THE REQUEST
Repeat each record exactly as written, and drop any images.

[Excerpts from a figure dataset]
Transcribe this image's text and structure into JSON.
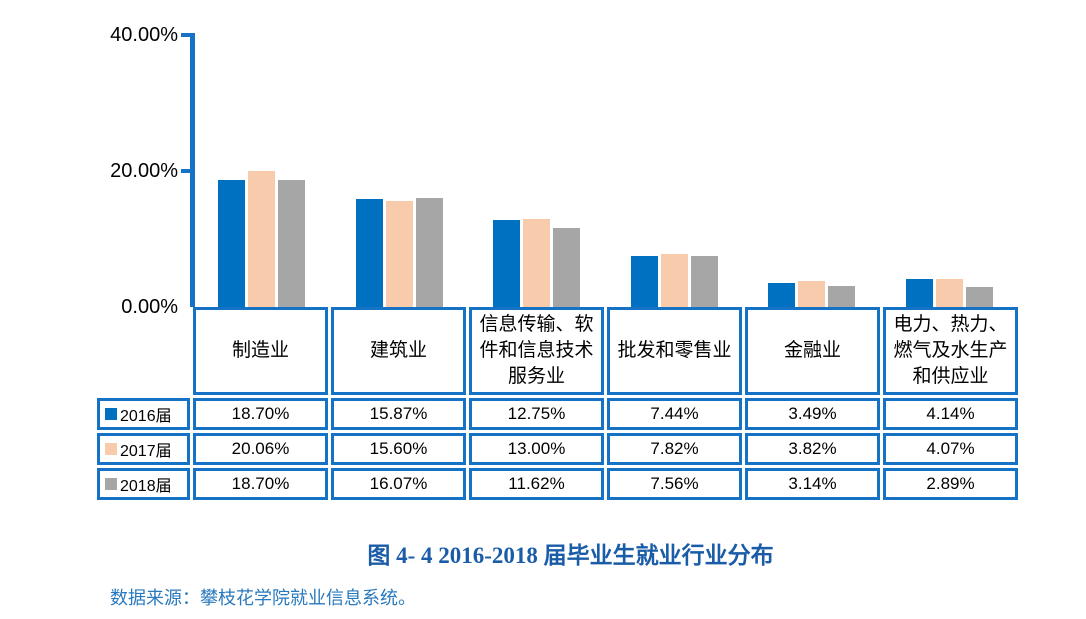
{
  "figure": {
    "caption": "图 4- 4   2016-2018 届毕业生就业行业分布",
    "source_note": "数据来源：攀枝花学院就业信息系统。"
  },
  "chart_data": {
    "type": "bar",
    "title": "图 4- 4   2016-2018 届毕业生就业行业分布",
    "categories": [
      "制造业",
      "建筑业",
      "信息传输、软件和信息技术服务业",
      "批发和零售业",
      "金融业",
      "电力、热力、燃气及水生产和供应业"
    ],
    "series": [
      {
        "name": "2016届",
        "color": "#0070c0",
        "values": [
          18.7,
          15.87,
          12.75,
          7.44,
          3.49,
          4.14
        ],
        "labels": [
          "18.70%",
          "15.87%",
          "12.75%",
          "7.44%",
          "3.49%",
          "4.14%"
        ]
      },
      {
        "name": "2017届",
        "color": "#f8cbad",
        "values": [
          20.06,
          15.6,
          13.0,
          7.82,
          3.82,
          4.07
        ],
        "labels": [
          "20.06%",
          "15.60%",
          "13.00%",
          "7.82%",
          "3.82%",
          "4.07%"
        ]
      },
      {
        "name": "2018届",
        "color": "#a6a6a6",
        "values": [
          18.7,
          16.07,
          11.62,
          7.56,
          3.14,
          2.89
        ],
        "labels": [
          "18.70%",
          "16.07%",
          "11.62%",
          "7.56%",
          "3.14%",
          "2.89%"
        ]
      }
    ],
    "y_axis": {
      "tick_labels": {
        "t40": "40.00%",
        "t20": "20.00%",
        "t0": "0.00%"
      },
      "ylim": [
        0,
        40
      ],
      "grid": false
    },
    "xlabel": "",
    "ylabel": "",
    "legend_position": "data-table-left-column",
    "data_table_shown": true
  },
  "colors": {
    "axis_and_borders": "#1572c4",
    "bar_2016": "#0070c0",
    "bar_2017": "#f8cbad",
    "bar_2018": "#a6a6a6",
    "caption_text": "#1a5ca8",
    "source_text": "#2979bd",
    "table_text": "#000000",
    "background": "#ffffff"
  }
}
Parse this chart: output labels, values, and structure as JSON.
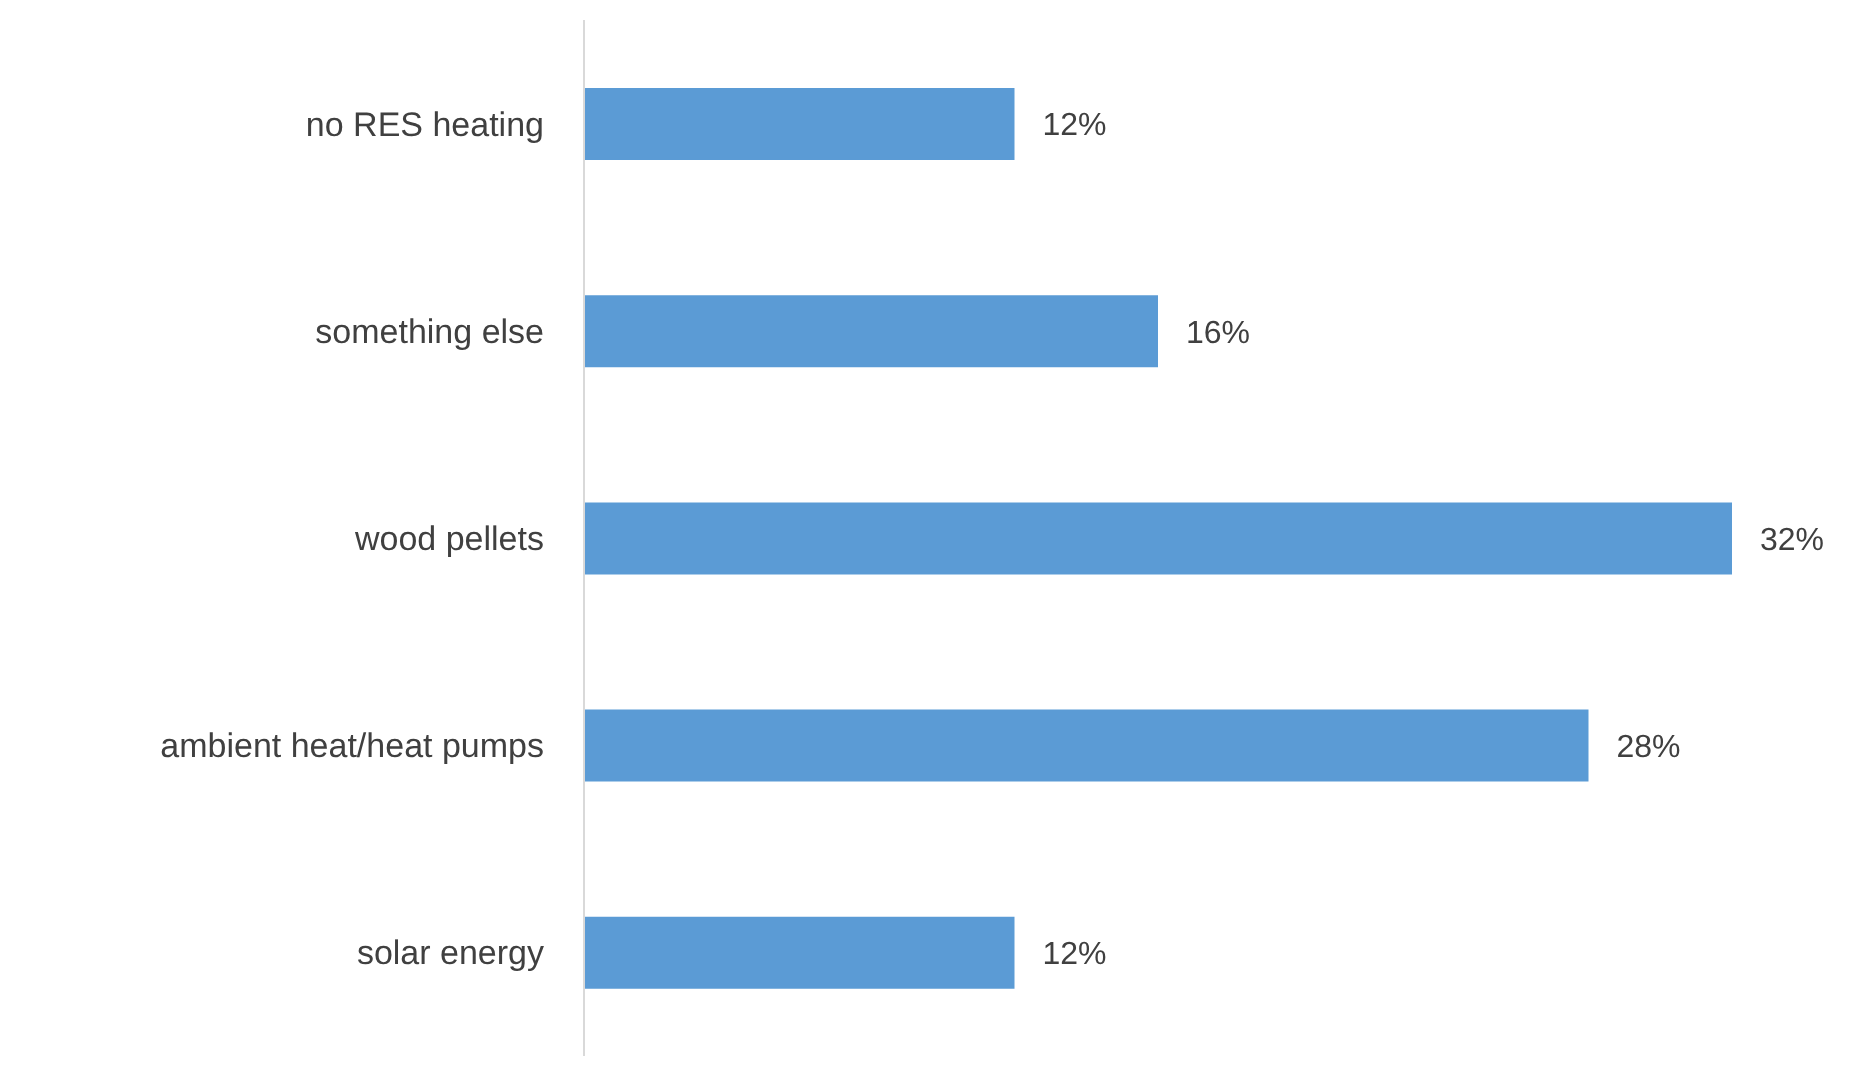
{
  "chart_data": {
    "type": "bar",
    "orientation": "horizontal",
    "categories": [
      "no RES heating",
      "something else",
      "wood pellets",
      "ambient heat/heat pumps",
      "solar energy"
    ],
    "values": [
      12,
      16,
      32,
      28,
      12
    ],
    "color": "#5b9bd5",
    "value_labels": [
      "12%",
      "16%",
      "32%",
      "28%",
      "12%"
    ],
    "tick_labels": "y",
    "grid": false
  }
}
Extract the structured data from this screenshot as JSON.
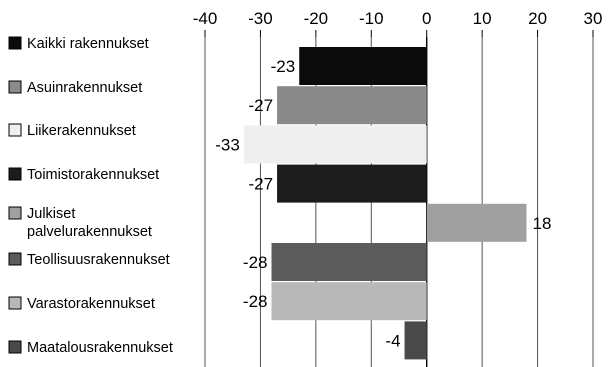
{
  "chart_data": {
    "type": "bar",
    "orientation": "horizontal",
    "categories": [
      [
        "Kaikki rakennukset"
      ],
      [
        "Asuinrakennukset"
      ],
      [
        "Liikerakennukset"
      ],
      [
        "Toimistorakennukset"
      ],
      [
        "Julkiset",
        "palvelurakennukset"
      ],
      [
        "Teollisuusrakennukset"
      ],
      [
        "Varastorakennukset"
      ],
      [
        "Maatalousrakennukset"
      ]
    ],
    "values": [
      -23,
      -27,
      -33,
      -27,
      18,
      -28,
      -28,
      -4
    ],
    "value_labels": [
      "-23",
      "-27",
      "-33",
      "-27",
      "18",
      "-28",
      "-28",
      "-4"
    ],
    "colors": [
      "#0b0b0b",
      "#8a8a8a",
      "#efefef",
      "#1c1c1c",
      "#a0a0a0",
      "#5c5c5c",
      "#b8b8b8",
      "#4a4a4a"
    ],
    "xlim": [
      -40,
      30
    ],
    "xticks": [
      -40,
      -30,
      -20,
      -10,
      0,
      10,
      20,
      30
    ],
    "tick_labels": [
      "-40",
      "-30",
      "-20",
      "-10",
      "0",
      "10",
      "20",
      "30"
    ],
    "axis_position": "top",
    "grid": true,
    "legend": "left"
  }
}
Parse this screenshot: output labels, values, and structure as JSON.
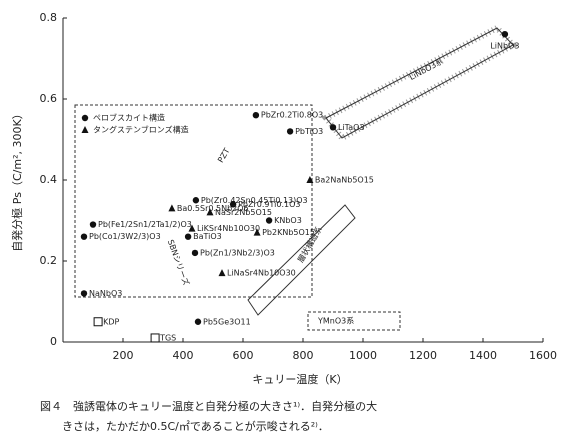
{
  "chart_data": {
    "type": "scatter",
    "x_label": "キュリー温度（K）",
    "y_label": "自発分極 Ps（C/m², 300K）",
    "xlim": [
      0,
      1600
    ],
    "xticks": [
      200,
      400,
      600,
      800,
      1000,
      1200,
      1400,
      1600
    ],
    "ylim": [
      0,
      0.8
    ],
    "yticks": [
      0,
      0.2,
      0.4,
      0.6,
      0.8
    ],
    "series": [
      {
        "name": "ペロブスカイト構造",
        "marker": "circle",
        "x": [
          70,
          70,
          100,
          443,
          567,
          417,
          440,
          687,
          757,
          643,
          900,
          1473,
          450
        ],
        "values": [
          0.12,
          0.26,
          0.29,
          0.35,
          0.34,
          0.26,
          0.22,
          0.3,
          0.52,
          0.56,
          0.53,
          0.76,
          0.05
        ],
        "labels": [
          "NaNbO3",
          "Pb(Co1/3W2/3)O3",
          "Pb(Fe1/2Sn1/2Ta1/2)O3",
          "Pb(Zr0.42Sn0.45Ti0.13)O3",
          "PbZr0.9Ti0.1O3",
          "BaTiO3",
          "Pb(Zn1/3Nb2/3)O3",
          "KNbO3",
          "PbTiO3",
          "PbZr0.2Ti0.8O3",
          "LiTaO3",
          "LiNbO3",
          "Pb5Ge3O11"
        ]
      },
      {
        "name": "タングステンブロンズ構造",
        "marker": "triangle",
        "x": [
          823,
          363,
          490,
          430,
          530,
          647
        ],
        "values": [
          0.4,
          0.33,
          0.32,
          0.28,
          0.17,
          0.27
        ],
        "labels": [
          "Ba2NaNb5O15",
          "Ba0.5Sr0.5Nb2O6",
          "NaSr2Nb5O15",
          "LiKSr4Nb10O30",
          "LiNaSr4Nb10O30",
          "Pb2KNb5O15"
        ]
      },
      {
        "marker": "square",
        "x": [
          117,
          307
        ],
        "values": [
          0.05,
          0.01
        ],
        "labels": [
          "KDP",
          "TGS"
        ]
      }
    ],
    "annotations": [
      "PZT",
      "SBNシリーズ",
      "LiNbO3系",
      "層状構造系",
      "YMnO3系"
    ],
    "caption": [
      "図４　強誘電体のキュリー温度と自発分極の大きさ¹⁾．自発分極の大",
      "きさは，たかだか0.5C/㎡であることが示唆される²⁾．"
    ]
  }
}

EXERCISE RESULT
Transcribe this image's text and structure into JSON.
{
  "figure": {
    "caption": "图 4- 4   2016-2018 届毕业生就业行业分布",
    "source_note": "数据来源：攀枝花学院就业信息系统。"
  },
  "chart_data": {
    "type": "bar",
    "title": "图 4- 4   2016-2018 届毕业生就业行业分布",
    "categories": [
      "制造业",
      "建筑业",
      "信息传输、软件和信息技术服务业",
      "批发和零售业",
      "金融业",
      "电力、热力、燃气及水生产和供应业"
    ],
    "series": [
      {
        "name": "2016届",
        "color": "#0070c0",
        "values": [
          18.7,
          15.87,
          12.75,
          7.44,
          3.49,
          4.14
        ],
        "labels": [
          "18.70%",
          "15.87%",
          "12.75%",
          "7.44%",
          "3.49%",
          "4.14%"
        ]
      },
      {
        "name": "2017届",
        "color": "#f8cbad",
        "values": [
          20.06,
          15.6,
          13.0,
          7.82,
          3.82,
          4.07
        ],
        "labels": [
          "20.06%",
          "15.60%",
          "13.00%",
          "7.82%",
          "3.82%",
          "4.07%"
        ]
      },
      {
        "name": "2018届",
        "color": "#a6a6a6",
        "values": [
          18.7,
          16.07,
          11.62,
          7.56,
          3.14,
          2.89
        ],
        "labels": [
          "18.70%",
          "16.07%",
          "11.62%",
          "7.56%",
          "3.14%",
          "2.89%"
        ]
      }
    ],
    "y_axis": {
      "tick_labels": {
        "t40": "40.00%",
        "t20": "20.00%",
        "t0": "0.00%"
      },
      "ylim": [
        0,
        40
      ],
      "grid": false
    },
    "xlabel": "",
    "ylabel": "",
    "legend_position": "data-table-left-column",
    "data_table_shown": true
  },
  "colors": {
    "axis_and_borders": "#1572c4",
    "bar_2016": "#0070c0",
    "bar_2017": "#f8cbad",
    "bar_2018": "#a6a6a6",
    "caption_text": "#1a5ca8",
    "source_text": "#2979bd",
    "table_text": "#000000",
    "background": "#ffffff"
  }
}
Parse this chart: output labels, values, and structure as JSON.
{
  "chart_data": {
    "type": "bar",
    "orientation": "horizontal",
    "categories": [
      "no RES heating",
      "something else",
      "wood pellets",
      "ambient heat/heat pumps",
      "solar energy"
    ],
    "values": [
      12,
      16,
      32,
      28,
      12
    ],
    "color": "#5b9bd5",
    "value_labels": [
      "12%",
      "16%",
      "32%",
      "28%",
      "12%"
    ],
    "tick_labels": "y",
    "grid": false
  }
}
Extract the structured data from this screenshot as JSON.
{
  "chart_data": {
    "type": "bar",
    "orientation": "horizontal",
    "categories": [
      [
        "Kaikki rakennukset"
      ],
      [
        "Asuinrakennukset"
      ],
      [
        "Liikerakennukset"
      ],
      [
        "Toimistorakennukset"
      ],
      [
        "Julkiset",
        "palvelurakennukset"
      ],
      [
        "Teollisuusrakennukset"
      ],
      [
        "Varastorakennukset"
      ],
      [
        "Maatalousrakennukset"
      ]
    ],
    "values": [
      -23,
      -27,
      -33,
      -27,
      18,
      -28,
      -28,
      -4
    ],
    "value_labels": [
      "-23",
      "-27",
      "-33",
      "-27",
      "18",
      "-28",
      "-28",
      "-4"
    ],
    "colors": [
      "#0b0b0b",
      "#8a8a8a",
      "#efefef",
      "#1c1c1c",
      "#a0a0a0",
      "#5c5c5c",
      "#b8b8b8",
      "#4a4a4a"
    ],
    "xlim": [
      -40,
      30
    ],
    "xticks": [
      -40,
      -30,
      -20,
      -10,
      0,
      10,
      20,
      30
    ],
    "tick_labels": [
      "-40",
      "-30",
      "-20",
      "-10",
      "0",
      "10",
      "20",
      "30"
    ],
    "axis_position": "top",
    "grid": true,
    "legend": "left"
  }
}
Parse this screenshot: output labels, values, and structure as JSON.
{
  "chart_data": {
    "type": "scatter",
    "x_label": "キュリー温度（K）",
    "y_label": "自発分極 Ps（C/m², 300K）",
    "xlim": [
      0,
      1600
    ],
    "xticks": [
      200,
      400,
      600,
      800,
      1000,
      1200,
      1400,
      1600
    ],
    "ylim": [
      0,
      0.8
    ],
    "yticks": [
      0,
      0.2,
      0.4,
      0.6,
      0.8
    ],
    "series": [
      {
        "name": "ペロブスカイト構造",
        "marker": "circle",
        "x": [
          70,
          70,
          100,
          443,
          567,
          417,
          440,
          687,
          757,
          643,
          900,
          1473,
          450
        ],
        "values": [
          0.12,
          0.26,
          0.29,
          0.35,
          0.34,
          0.26,
          0.22,
          0.3,
          0.52,
          0.56,
          0.53,
          0.76,
          0.05
        ],
        "labels": [
          "NaNbO3",
          "Pb(Co1/3W2/3)O3",
          "Pb(Fe1/2Sn1/2Ta1/2)O3",
          "Pb(Zr0.42Sn0.45Ti0.13)O3",
          "PbZr0.9Ti0.1O3",
          "BaTiO3",
          "Pb(Zn1/3Nb2/3)O3",
          "KNbO3",
          "PbTiO3",
          "PbZr0.2Ti0.8O3",
          "LiTaO3",
          "LiNbO3",
          "Pb5Ge3O11"
        ]
      },
      {
        "name": "タングステンブロンズ構造",
        "marker": "triangle",
        "x": [
          823,
          363,
          490,
          430,
          530,
          647
        ],
        "values": [
          0.4,
          0.33,
          0.32,
          0.28,
          0.17,
          0.27
        ],
        "labels": [
          "Ba2NaNb5O15",
          "Ba0.5Sr0.5Nb2O6",
          "NaSr2Nb5O15",
          "LiKSr4Nb10O30",
          "LiNaSr4Nb10O30",
          "Pb2KNb5O15"
        ]
      },
      {
        "marker": "square",
        "x": [
          117,
          307
        ],
        "values": [
          0.05,
          0.01
        ],
        "labels": [
          "KDP",
          "TGS"
        ]
      }
    ],
    "annotations": [
      "PZT",
      "SBNシリーズ",
      "LiNbO3系",
      "層状構造系",
      "YMnO3系"
    ],
    "caption": [
      "図４　強誘電体のキュリー温度と自発分極の大きさ¹⁾．自発分極の大",
      "きさは，たかだか0.5C/㎡であることが示唆される²⁾．"
    ]
  }
}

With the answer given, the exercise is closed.